Entries from a visual dataset ->
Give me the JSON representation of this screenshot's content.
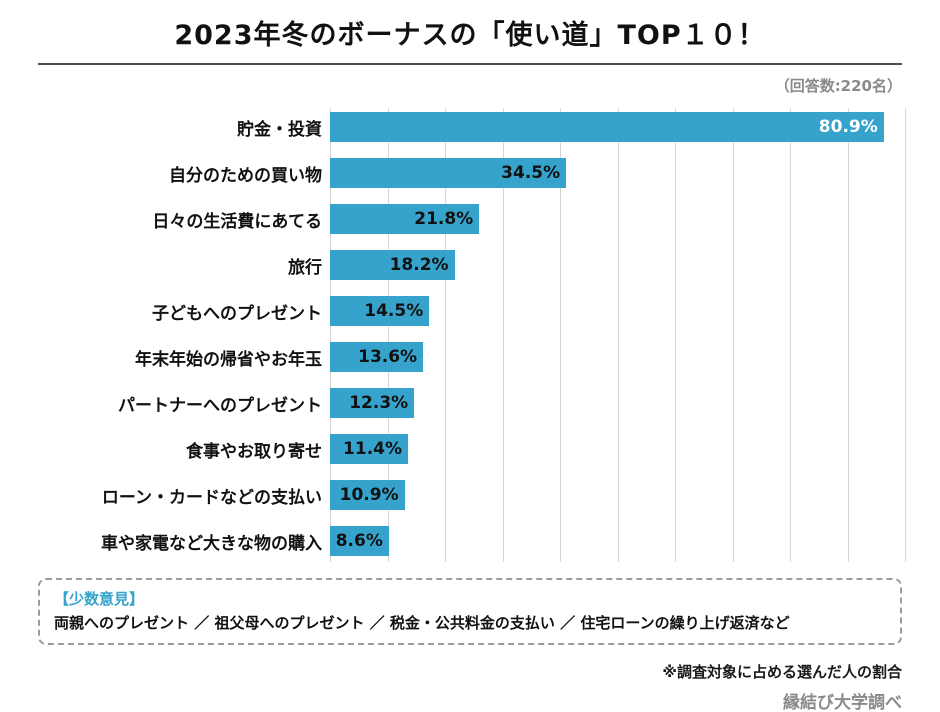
{
  "header": {
    "title": "2023年冬のボーナスの「使い道」TOP１０！",
    "respondents": "（回答数:220名）"
  },
  "chart_data": {
    "type": "bar",
    "orientation": "horizontal",
    "title": "2023年冬のボーナスの「使い道」TOP１０！",
    "unit": "%",
    "categories": [
      "貯金・投資",
      "自分のための買い物",
      "日々の生活費にあてる",
      "旅行",
      "子どもへのプレゼント",
      "年末年始の帰省やお年玉",
      "パートナーへのプレゼント",
      "食事やお取り寄せ",
      "ローン・カードなどの支払い",
      "車や家電など大きな物の購入"
    ],
    "values": [
      80.9,
      34.5,
      21.8,
      18.2,
      14.5,
      13.6,
      12.3,
      11.4,
      10.9,
      8.6
    ],
    "value_labels": [
      "80.9%",
      "34.5%",
      "21.8%",
      "18.2%",
      "14.5%",
      "13.6%",
      "12.3%",
      "11.4%",
      "10.9%",
      "8.6%"
    ],
    "axis_max": 84,
    "gridline_count": 11,
    "grid": true,
    "legend": "none",
    "bar_color": "#36a3cc",
    "gridline_color": "#d6d6d6",
    "value_label_color": "#111111",
    "value_label_color_first_bar": "#ffffff"
  },
  "minority": {
    "heading": "【少数意見】",
    "text": "両親へのプレゼント ／ 祖父母へのプレゼント ／ 税金・公共料金の支払い ／ 住宅ローンの繰り上げ返済など"
  },
  "footer": {
    "note": "※調査対象に占める選んだ人の割合",
    "source": "縁結び大学調べ"
  },
  "colors": {
    "accent": "#35a3cc",
    "title_text": "#111111",
    "muted_text": "#8a8a8a",
    "divider": "#4d4d4d"
  }
}
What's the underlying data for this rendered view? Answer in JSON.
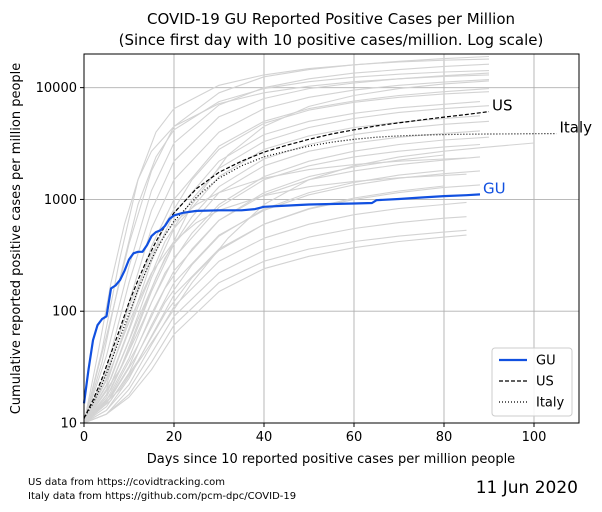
{
  "chart_data": {
    "type": "line",
    "title_line1": "COVID-19 GU Reported Positive Cases per Million",
    "title_line2": "(Since first day with 10 positive cases/million. Log scale)",
    "xlabel": "Days since 10 reported positive cases per million people",
    "ylabel": "Cumulative reported positive cases per million people",
    "xlim": [
      0,
      110
    ],
    "ylim": [
      10,
      20000
    ],
    "y_scale": "log",
    "grid": true,
    "x_ticks": [
      0,
      20,
      40,
      60,
      80,
      100
    ],
    "x_tick_labels": [
      "0",
      "20",
      "40",
      "60",
      "80",
      "100"
    ],
    "y_ticks": [
      10,
      100,
      1000,
      10000
    ],
    "y_tick_labels": [
      "10",
      "100",
      "1000",
      "10000"
    ],
    "legend_position": "bottom-right",
    "series": [
      {
        "name": "GU",
        "color": "#1150e0",
        "style": "solid",
        "label": "GU",
        "x": [
          0,
          1,
          2,
          3,
          4,
          5,
          6,
          7,
          8,
          9,
          10,
          11,
          12,
          13,
          14,
          15,
          16,
          17,
          18,
          19,
          20,
          22,
          25,
          30,
          35,
          38,
          40,
          45,
          50,
          55,
          60,
          64,
          65,
          70,
          75,
          80,
          85,
          88
        ],
        "y": [
          15,
          30,
          55,
          75,
          85,
          90,
          160,
          170,
          190,
          230,
          290,
          330,
          340,
          340,
          390,
          470,
          510,
          530,
          580,
          670,
          720,
          760,
          790,
          800,
          800,
          820,
          860,
          880,
          900,
          910,
          920,
          930,
          985,
          1010,
          1040,
          1070,
          1090,
          1110
        ]
      },
      {
        "name": "US",
        "color": "#000000",
        "style": "dashed",
        "label": "US",
        "x": [
          0,
          2,
          4,
          6,
          8,
          10,
          12,
          14,
          16,
          18,
          20,
          25,
          30,
          35,
          40,
          45,
          50,
          55,
          60,
          65,
          70,
          75,
          80,
          85,
          90
        ],
        "y": [
          11,
          16,
          25,
          42,
          70,
          120,
          190,
          290,
          420,
          580,
          760,
          1250,
          1750,
          2200,
          2650,
          3050,
          3450,
          3850,
          4200,
          4550,
          4850,
          5150,
          5450,
          5750,
          6100
        ]
      },
      {
        "name": "Italy",
        "color": "#000000",
        "style": "dotted",
        "label": "Italy",
        "x": [
          0,
          2,
          4,
          6,
          8,
          10,
          12,
          14,
          16,
          18,
          20,
          25,
          30,
          35,
          40,
          45,
          50,
          55,
          60,
          65,
          70,
          75,
          80,
          85,
          90,
          95,
          100,
          105
        ],
        "y": [
          11,
          15,
          22,
          35,
          58,
          95,
          155,
          240,
          350,
          480,
          640,
          1050,
          1550,
          2000,
          2400,
          2700,
          3000,
          3250,
          3450,
          3600,
          3700,
          3760,
          3800,
          3830,
          3850,
          3860,
          3870,
          3880
        ]
      }
    ],
    "background_series_color": "#d3d3d3",
    "background_series": [
      {
        "x": [
          0,
          5,
          10,
          15,
          20,
          30,
          40,
          50,
          60,
          70,
          80,
          90
        ],
        "y": [
          10,
          60,
          400,
          1800,
          4500,
          9000,
          12500,
          14500,
          16000,
          17200,
          18200,
          19000
        ]
      },
      {
        "x": [
          0,
          5,
          10,
          15,
          20,
          30,
          40,
          50,
          60,
          70,
          80,
          90
        ],
        "y": [
          10,
          40,
          250,
          1200,
          3200,
          7000,
          10000,
          12000,
          13500,
          14500,
          15500,
          16200
        ]
      },
      {
        "x": [
          0,
          5,
          10,
          15,
          20,
          30,
          40,
          50,
          60,
          70,
          80,
          90
        ],
        "y": [
          10,
          30,
          180,
          800,
          2200,
          5500,
          8000,
          9800,
          11000,
          12000,
          12800,
          13500
        ]
      },
      {
        "x": [
          0,
          5,
          10,
          15,
          20,
          30,
          40,
          50,
          60,
          70,
          80,
          90
        ],
        "y": [
          10,
          25,
          120,
          550,
          1500,
          4000,
          6500,
          8200,
          9500,
          10500,
          11200,
          11800
        ]
      },
      {
        "x": [
          0,
          5,
          10,
          15,
          20,
          30,
          40,
          50,
          60,
          70,
          80,
          90
        ],
        "y": [
          10,
          22,
          90,
          380,
          1000,
          3000,
          5000,
          6500,
          7600,
          8500,
          9200,
          9800
        ]
      },
      {
        "x": [
          0,
          5,
          10,
          15,
          20,
          30,
          40,
          50,
          60,
          70,
          80,
          88
        ],
        "y": [
          10,
          20,
          70,
          280,
          750,
          2200,
          3800,
          5000,
          5900,
          6600,
          7100,
          7500
        ]
      },
      {
        "x": [
          0,
          5,
          10,
          15,
          20,
          30,
          40,
          50,
          60,
          70,
          80,
          88
        ],
        "y": [
          10,
          18,
          55,
          200,
          550,
          1600,
          2800,
          3700,
          4400,
          4900,
          5300,
          5600
        ]
      },
      {
        "x": [
          0,
          5,
          10,
          15,
          20,
          30,
          40,
          50,
          60,
          70,
          80,
          88
        ],
        "y": [
          10,
          17,
          45,
          150,
          400,
          1150,
          2000,
          2700,
          3200,
          3600,
          3900,
          4100
        ]
      },
      {
        "x": [
          0,
          5,
          10,
          15,
          20,
          30,
          40,
          50,
          60,
          70,
          80,
          88
        ],
        "y": [
          10,
          16,
          38,
          120,
          300,
          850,
          1500,
          2000,
          2400,
          2700,
          2950,
          3100
        ]
      },
      {
        "x": [
          0,
          5,
          10,
          15,
          20,
          30,
          40,
          50,
          60,
          70,
          80,
          88
        ],
        "y": [
          10,
          15,
          32,
          95,
          230,
          650,
          1100,
          1500,
          1800,
          2050,
          2250,
          2400
        ]
      },
      {
        "x": [
          0,
          5,
          10,
          15,
          20,
          30,
          40,
          50,
          60,
          70,
          80,
          88
        ],
        "y": [
          10,
          14,
          28,
          75,
          180,
          480,
          800,
          1100,
          1350,
          1550,
          1700,
          1800
        ]
      },
      {
        "x": [
          0,
          5,
          10,
          15,
          20,
          30,
          40,
          50,
          60,
          70,
          80,
          88
        ],
        "y": [
          10,
          13,
          25,
          60,
          140,
          360,
          600,
          820,
          1000,
          1150,
          1280,
          1350
        ]
      },
      {
        "x": [
          0,
          5,
          10,
          15,
          20,
          30,
          40,
          50,
          60,
          70,
          80,
          85
        ],
        "y": [
          10,
          13,
          22,
          50,
          110,
          280,
          450,
          600,
          730,
          830,
          900,
          940
        ]
      },
      {
        "x": [
          0,
          5,
          10,
          15,
          20,
          30,
          40,
          50,
          60,
          70,
          80,
          85
        ],
        "y": [
          10,
          12,
          20,
          42,
          90,
          220,
          350,
          460,
          550,
          620,
          680,
          700
        ]
      },
      {
        "x": [
          0,
          5,
          10,
          15,
          20,
          30,
          40,
          50,
          60,
          70,
          80,
          85
        ],
        "y": [
          10,
          12,
          18,
          35,
          75,
          180,
          280,
          360,
          420,
          470,
          510,
          530
        ]
      },
      {
        "x": [
          0,
          5,
          10,
          15,
          20,
          30,
          40,
          50,
          60,
          70,
          80,
          85
        ],
        "y": [
          10,
          12,
          17,
          30,
          62,
          150,
          240,
          310,
          370,
          420,
          460,
          480
        ]
      },
      {
        "x": [
          0,
          4,
          8,
          12,
          16,
          20,
          30,
          40,
          50,
          60,
          70,
          80,
          90
        ],
        "y": [
          10,
          45,
          300,
          1500,
          4000,
          6500,
          10500,
          13000,
          14800,
          16000,
          17000,
          17600,
          18000
        ]
      },
      {
        "x": [
          0,
          4,
          8,
          12,
          16,
          20,
          30,
          40,
          50,
          60,
          70,
          80,
          90
        ],
        "y": [
          10,
          35,
          200,
          900,
          2400,
          4200,
          7500,
          9800,
          11300,
          12400,
          13200,
          13800,
          14200
        ]
      },
      {
        "x": [
          0,
          6,
          12,
          18,
          24,
          30,
          40,
          50,
          60,
          70,
          80,
          90
        ],
        "y": [
          10,
          30,
          150,
          600,
          1500,
          2800,
          4800,
          6300,
          7400,
          8200,
          8800,
          9200
        ]
      },
      {
        "x": [
          0,
          6,
          12,
          18,
          24,
          30,
          40,
          50,
          60,
          70,
          80,
          90
        ],
        "y": [
          10,
          25,
          110,
          420,
          1000,
          1900,
          3300,
          4400,
          5300,
          6000,
          6500,
          6900
        ]
      },
      {
        "x": [
          0,
          6,
          12,
          18,
          24,
          30,
          40,
          50,
          60,
          70,
          80,
          90
        ],
        "y": [
          10,
          22,
          85,
          300,
          700,
          1300,
          2300,
          3100,
          3800,
          4300,
          4700,
          5000
        ]
      },
      {
        "x": [
          0,
          6,
          12,
          18,
          24,
          30,
          40,
          50,
          60,
          70,
          80,
          90
        ],
        "y": [
          10,
          20,
          65,
          220,
          500,
          900,
          1600,
          2200,
          2700,
          3100,
          3400,
          3600
        ]
      },
      {
        "x": [
          0,
          6,
          12,
          18,
          24,
          30,
          40,
          50,
          60,
          70,
          80
        ],
        "y": [
          10,
          18,
          50,
          160,
          360,
          650,
          1150,
          1600,
          1950,
          2250,
          2500
        ]
      },
      {
        "x": [
          0,
          6,
          12,
          18,
          24,
          30,
          40,
          50,
          60,
          70,
          80
        ],
        "y": [
          10,
          17,
          42,
          120,
          260,
          470,
          820,
          1150,
          1420,
          1650,
          1820
        ]
      },
      {
        "x": [
          0,
          6,
          12,
          18,
          24,
          30,
          40,
          50,
          60,
          70,
          80
        ],
        "y": [
          10,
          16,
          36,
          95,
          200,
          350,
          600,
          830,
          1030,
          1190,
          1320
        ]
      },
      {
        "x": [
          0,
          5,
          10,
          15,
          20,
          25,
          30,
          40,
          50,
          60,
          70,
          80,
          85
        ],
        "y": [
          10,
          28,
          110,
          330,
          620,
          900,
          1150,
          1550,
          1850,
          2050,
          2200,
          2300,
          2350
        ]
      },
      {
        "x": [
          0,
          5,
          10,
          15,
          20,
          25,
          30,
          40,
          50,
          60,
          70,
          80,
          85
        ],
        "y": [
          10,
          24,
          80,
          220,
          420,
          620,
          800,
          1080,
          1300,
          1450,
          1560,
          1640,
          1680
        ]
      },
      {
        "x": [
          0,
          8,
          16,
          24,
          32,
          40,
          50,
          60,
          70,
          80,
          90,
          100
        ],
        "y": [
          10,
          20,
          60,
          180,
          450,
          900,
          1500,
          2000,
          2400,
          2700,
          2950,
          3200
        ]
      },
      {
        "x": [
          0,
          8,
          16,
          24,
          32,
          40,
          50,
          60,
          70,
          80,
          90
        ],
        "y": [
          10,
          30,
          200,
          900,
          2500,
          4500,
          6800,
          8500,
          9800,
          10800,
          11500
        ]
      },
      {
        "x": [
          0,
          3,
          6,
          9,
          12,
          15,
          20,
          30,
          40,
          50,
          60,
          70,
          80,
          90
        ],
        "y": [
          10,
          40,
          180,
          600,
          1500,
          2700,
          4500,
          7200,
          9000,
          10300,
          11300,
          12000,
          12600,
          13000
        ]
      }
    ]
  },
  "footer": {
    "note_line1": "US data from https://covidtracking.com",
    "note_line2": "Italy data from https://github.com/pcm-dpc/COVID-19",
    "date": "11 Jun 2020"
  }
}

GOAL OF THE EXERCISE -> In the entries above, find each line with the word "this" and show it.

RESPONSE ->
Give me the JSON representation of this screenshot's content.
What's the underlying data for this rendered view? Answer in JSON.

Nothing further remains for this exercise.